(Stored dataset items)

════════════════════

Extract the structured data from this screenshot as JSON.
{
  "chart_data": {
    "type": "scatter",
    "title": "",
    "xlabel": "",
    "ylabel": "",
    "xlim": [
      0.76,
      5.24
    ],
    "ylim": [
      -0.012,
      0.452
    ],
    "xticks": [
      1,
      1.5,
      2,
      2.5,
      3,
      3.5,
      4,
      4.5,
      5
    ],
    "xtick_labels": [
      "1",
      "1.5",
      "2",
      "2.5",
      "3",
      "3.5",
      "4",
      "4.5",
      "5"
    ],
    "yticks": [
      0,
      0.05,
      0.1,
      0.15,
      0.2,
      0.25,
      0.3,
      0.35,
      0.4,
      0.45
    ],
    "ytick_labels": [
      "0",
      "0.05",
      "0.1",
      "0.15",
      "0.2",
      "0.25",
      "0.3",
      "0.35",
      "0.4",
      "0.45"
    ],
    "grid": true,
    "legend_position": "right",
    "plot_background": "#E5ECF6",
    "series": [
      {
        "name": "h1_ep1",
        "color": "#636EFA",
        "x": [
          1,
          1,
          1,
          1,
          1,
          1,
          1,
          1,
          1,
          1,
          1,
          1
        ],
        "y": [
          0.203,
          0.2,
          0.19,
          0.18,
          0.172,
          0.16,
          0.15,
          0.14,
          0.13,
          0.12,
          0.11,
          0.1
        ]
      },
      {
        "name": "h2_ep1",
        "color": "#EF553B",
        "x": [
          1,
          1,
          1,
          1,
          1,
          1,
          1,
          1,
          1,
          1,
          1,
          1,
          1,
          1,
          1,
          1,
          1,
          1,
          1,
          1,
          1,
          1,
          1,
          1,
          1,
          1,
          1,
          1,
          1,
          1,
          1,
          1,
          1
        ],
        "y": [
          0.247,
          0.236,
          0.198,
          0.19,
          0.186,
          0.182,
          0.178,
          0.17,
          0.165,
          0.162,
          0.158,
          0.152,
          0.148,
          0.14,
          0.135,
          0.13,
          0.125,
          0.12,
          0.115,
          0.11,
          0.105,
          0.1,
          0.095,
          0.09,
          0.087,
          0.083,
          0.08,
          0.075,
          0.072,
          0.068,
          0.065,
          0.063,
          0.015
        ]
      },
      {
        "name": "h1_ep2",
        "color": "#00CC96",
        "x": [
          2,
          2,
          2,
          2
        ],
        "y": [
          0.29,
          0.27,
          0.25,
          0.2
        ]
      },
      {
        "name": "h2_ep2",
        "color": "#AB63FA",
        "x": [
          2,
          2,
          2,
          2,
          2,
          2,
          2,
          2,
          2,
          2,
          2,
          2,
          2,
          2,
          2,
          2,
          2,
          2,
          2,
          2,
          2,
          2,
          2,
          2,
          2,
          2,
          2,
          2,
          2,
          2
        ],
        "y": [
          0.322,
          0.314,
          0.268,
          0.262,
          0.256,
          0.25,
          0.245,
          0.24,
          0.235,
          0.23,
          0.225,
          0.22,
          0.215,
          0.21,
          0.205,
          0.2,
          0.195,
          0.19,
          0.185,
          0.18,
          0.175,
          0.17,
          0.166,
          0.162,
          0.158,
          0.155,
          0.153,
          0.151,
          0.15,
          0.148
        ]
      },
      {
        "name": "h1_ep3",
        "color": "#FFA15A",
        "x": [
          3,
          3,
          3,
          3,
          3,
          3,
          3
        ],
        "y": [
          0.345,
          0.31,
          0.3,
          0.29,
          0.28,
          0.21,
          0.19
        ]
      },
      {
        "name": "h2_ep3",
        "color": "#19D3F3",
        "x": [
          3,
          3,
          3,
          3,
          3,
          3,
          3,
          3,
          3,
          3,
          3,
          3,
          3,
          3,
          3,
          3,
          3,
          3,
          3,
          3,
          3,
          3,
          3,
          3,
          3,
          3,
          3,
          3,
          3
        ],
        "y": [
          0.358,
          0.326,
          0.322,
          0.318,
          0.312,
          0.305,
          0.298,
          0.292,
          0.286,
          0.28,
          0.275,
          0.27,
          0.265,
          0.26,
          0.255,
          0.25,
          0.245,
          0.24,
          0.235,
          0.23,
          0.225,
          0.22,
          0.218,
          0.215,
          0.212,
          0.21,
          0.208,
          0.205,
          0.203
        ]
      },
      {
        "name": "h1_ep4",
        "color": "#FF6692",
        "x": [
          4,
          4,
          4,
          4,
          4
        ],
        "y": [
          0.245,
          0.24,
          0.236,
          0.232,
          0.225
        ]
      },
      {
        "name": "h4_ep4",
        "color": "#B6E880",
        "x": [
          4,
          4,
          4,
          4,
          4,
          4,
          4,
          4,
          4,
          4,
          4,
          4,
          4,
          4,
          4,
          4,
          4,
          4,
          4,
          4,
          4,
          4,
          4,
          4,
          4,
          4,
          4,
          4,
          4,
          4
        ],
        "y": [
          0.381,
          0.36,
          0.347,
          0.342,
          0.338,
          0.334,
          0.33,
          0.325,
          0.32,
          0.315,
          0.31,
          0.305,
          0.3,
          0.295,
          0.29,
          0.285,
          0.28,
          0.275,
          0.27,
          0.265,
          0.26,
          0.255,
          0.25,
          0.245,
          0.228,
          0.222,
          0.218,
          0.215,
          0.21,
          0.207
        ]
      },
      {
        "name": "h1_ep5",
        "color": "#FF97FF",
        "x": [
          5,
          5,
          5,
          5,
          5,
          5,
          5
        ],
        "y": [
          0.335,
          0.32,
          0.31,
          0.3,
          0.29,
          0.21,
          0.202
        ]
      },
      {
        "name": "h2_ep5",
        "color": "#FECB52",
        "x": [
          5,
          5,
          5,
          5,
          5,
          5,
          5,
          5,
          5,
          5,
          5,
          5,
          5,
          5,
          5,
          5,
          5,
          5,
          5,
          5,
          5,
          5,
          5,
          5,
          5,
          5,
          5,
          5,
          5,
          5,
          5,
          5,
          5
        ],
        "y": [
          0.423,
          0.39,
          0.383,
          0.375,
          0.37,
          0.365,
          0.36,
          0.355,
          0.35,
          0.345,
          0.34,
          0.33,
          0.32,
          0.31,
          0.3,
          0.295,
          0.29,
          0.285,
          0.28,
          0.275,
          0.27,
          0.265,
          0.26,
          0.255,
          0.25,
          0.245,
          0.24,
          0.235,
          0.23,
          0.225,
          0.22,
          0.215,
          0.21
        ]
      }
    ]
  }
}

════════════════════

_WHAT IS EXPECTED:_ Reproduce every entry shown above, precisely as it stands.

_EXERCISE RESULT:_
Extract the structured data from this screenshot as JSON.
{
  "chart_data": {
    "type": "scatter",
    "title": "",
    "xlabel": "",
    "ylabel": "",
    "xlim": [
      0.76,
      5.24
    ],
    "ylim": [
      -0.012,
      0.452
    ],
    "xticks": [
      1,
      1.5,
      2,
      2.5,
      3,
      3.5,
      4,
      4.5,
      5
    ],
    "xtick_labels": [
      "1",
      "1.5",
      "2",
      "2.5",
      "3",
      "3.5",
      "4",
      "4.5",
      "5"
    ],
    "yticks": [
      0,
      0.05,
      0.1,
      0.15,
      0.2,
      0.25,
      0.3,
      0.35,
      0.4,
      0.45
    ],
    "ytick_labels": [
      "0",
      "0.05",
      "0.1",
      "0.15",
      "0.2",
      "0.25",
      "0.3",
      "0.35",
      "0.4",
      "0.45"
    ],
    "grid": true,
    "legend_position": "right",
    "plot_background": "#E5ECF6",
    "series": [
      {
        "name": "h1_ep1",
        "color": "#636EFA",
        "x": [
          1,
          1,
          1,
          1,
          1,
          1,
          1,
          1,
          1,
          1,
          1,
          1
        ],
        "y": [
          0.203,
          0.2,
          0.19,
          0.18,
          0.172,
          0.16,
          0.15,
          0.14,
          0.13,
          0.12,
          0.11,
          0.1
        ]
      },
      {
        "name": "h2_ep1",
        "color": "#EF553B",
        "x": [
          1,
          1,
          1,
          1,
          1,
          1,
          1,
          1,
          1,
          1,
          1,
          1,
          1,
          1,
          1,
          1,
          1,
          1,
          1,
          1,
          1,
          1,
          1,
          1,
          1,
          1,
          1,
          1,
          1,
          1,
          1,
          1,
          1
        ],
        "y": [
          0.247,
          0.236,
          0.198,
          0.19,
          0.186,
          0.182,
          0.178,
          0.17,
          0.165,
          0.162,
          0.158,
          0.152,
          0.148,
          0.14,
          0.135,
          0.13,
          0.125,
          0.12,
          0.115,
          0.11,
          0.105,
          0.1,
          0.095,
          0.09,
          0.087,
          0.083,
          0.08,
          0.075,
          0.072,
          0.068,
          0.065,
          0.063,
          0.015
        ]
      },
      {
        "name": "h1_ep2",
        "color": "#00CC96",
        "x": [
          2,
          2,
          2,
          2
        ],
        "y": [
          0.29,
          0.27,
          0.25,
          0.2
        ]
      },
      {
        "name": "h2_ep2",
        "color": "#AB63FA",
        "x": [
          2,
          2,
          2,
          2,
          2,
          2,
          2,
          2,
          2,
          2,
          2,
          2,
          2,
          2,
          2,
          2,
          2,
          2,
          2,
          2,
          2,
          2,
          2,
          2,
          2,
          2,
          2,
          2,
          2,
          2
        ],
        "y": [
          0.322,
          0.314,
          0.268,
          0.262,
          0.256,
          0.25,
          0.245,
          0.24,
          0.235,
          0.23,
          0.225,
          0.22,
          0.215,
          0.21,
          0.205,
          0.2,
          0.195,
          0.19,
          0.185,
          0.18,
          0.175,
          0.17,
          0.166,
          0.162,
          0.158,
          0.155,
          0.153,
          0.151,
          0.15,
          0.148
        ]
      },
      {
        "name": "h1_ep3",
        "color": "#FFA15A",
        "x": [
          3,
          3,
          3,
          3,
          3,
          3,
          3
        ],
        "y": [
          0.345,
          0.31,
          0.3,
          0.29,
          0.28,
          0.21,
          0.19
        ]
      },
      {
        "name": "h2_ep3",
        "color": "#19D3F3",
        "x": [
          3,
          3,
          3,
          3,
          3,
          3,
          3,
          3,
          3,
          3,
          3,
          3,
          3,
          3,
          3,
          3,
          3,
          3,
          3,
          3,
          3,
          3,
          3,
          3,
          3,
          3,
          3,
          3,
          3
        ],
        "y": [
          0.358,
          0.326,
          0.322,
          0.318,
          0.312,
          0.305,
          0.298,
          0.292,
          0.286,
          0.28,
          0.275,
          0.27,
          0.265,
          0.26,
          0.255,
          0.25,
          0.245,
          0.24,
          0.235,
          0.23,
          0.225,
          0.22,
          0.218,
          0.215,
          0.212,
          0.21,
          0.208,
          0.205,
          0.203
        ]
      },
      {
        "name": "h1_ep4",
        "color": "#FF6692",
        "x": [
          4,
          4,
          4,
          4,
          4
        ],
        "y": [
          0.245,
          0.24,
          0.236,
          0.232,
          0.225
        ]
      },
      {
        "name": "h4_ep4",
        "color": "#B6E880",
        "x": [
          4,
          4,
          4,
          4,
          4,
          4,
          4,
          4,
          4,
          4,
          4,
          4,
          4,
          4,
          4,
          4,
          4,
          4,
          4,
          4,
          4,
          4,
          4,
          4,
          4,
          4,
          4,
          4,
          4,
          4
        ],
        "y": [
          0.381,
          0.36,
          0.347,
          0.342,
          0.338,
          0.334,
          0.33,
          0.325,
          0.32,
          0.315,
          0.31,
          0.305,
          0.3,
          0.295,
          0.29,
          0.285,
          0.28,
          0.275,
          0.27,
          0.265,
          0.26,
          0.255,
          0.25,
          0.245,
          0.228,
          0.222,
          0.218,
          0.215,
          0.21,
          0.207
        ]
      },
      {
        "name": "h1_ep5",
        "color": "#FF97FF",
        "x": [
          5,
          5,
          5,
          5,
          5,
          5,
          5
        ],
        "y": [
          0.335,
          0.32,
          0.31,
          0.3,
          0.29,
          0.21,
          0.202
        ]
      },
      {
        "name": "h2_ep5",
        "color": "#FECB52",
        "x": [
          5,
          5,
          5,
          5,
          5,
          5,
          5,
          5,
          5,
          5,
          5,
          5,
          5,
          5,
          5,
          5,
          5,
          5,
          5,
          5,
          5,
          5,
          5,
          5,
          5,
          5,
          5,
          5,
          5,
          5,
          5,
          5,
          5
        ],
        "y": [
          0.423,
          0.39,
          0.383,
          0.375,
          0.37,
          0.365,
          0.36,
          0.355,
          0.35,
          0.345,
          0.34,
          0.33,
          0.32,
          0.31,
          0.3,
          0.295,
          0.29,
          0.285,
          0.28,
          0.275,
          0.27,
          0.265,
          0.26,
          0.255,
          0.25,
          0.245,
          0.24,
          0.235,
          0.23,
          0.225,
          0.22,
          0.215,
          0.21
        ]
      }
    ]
  }
}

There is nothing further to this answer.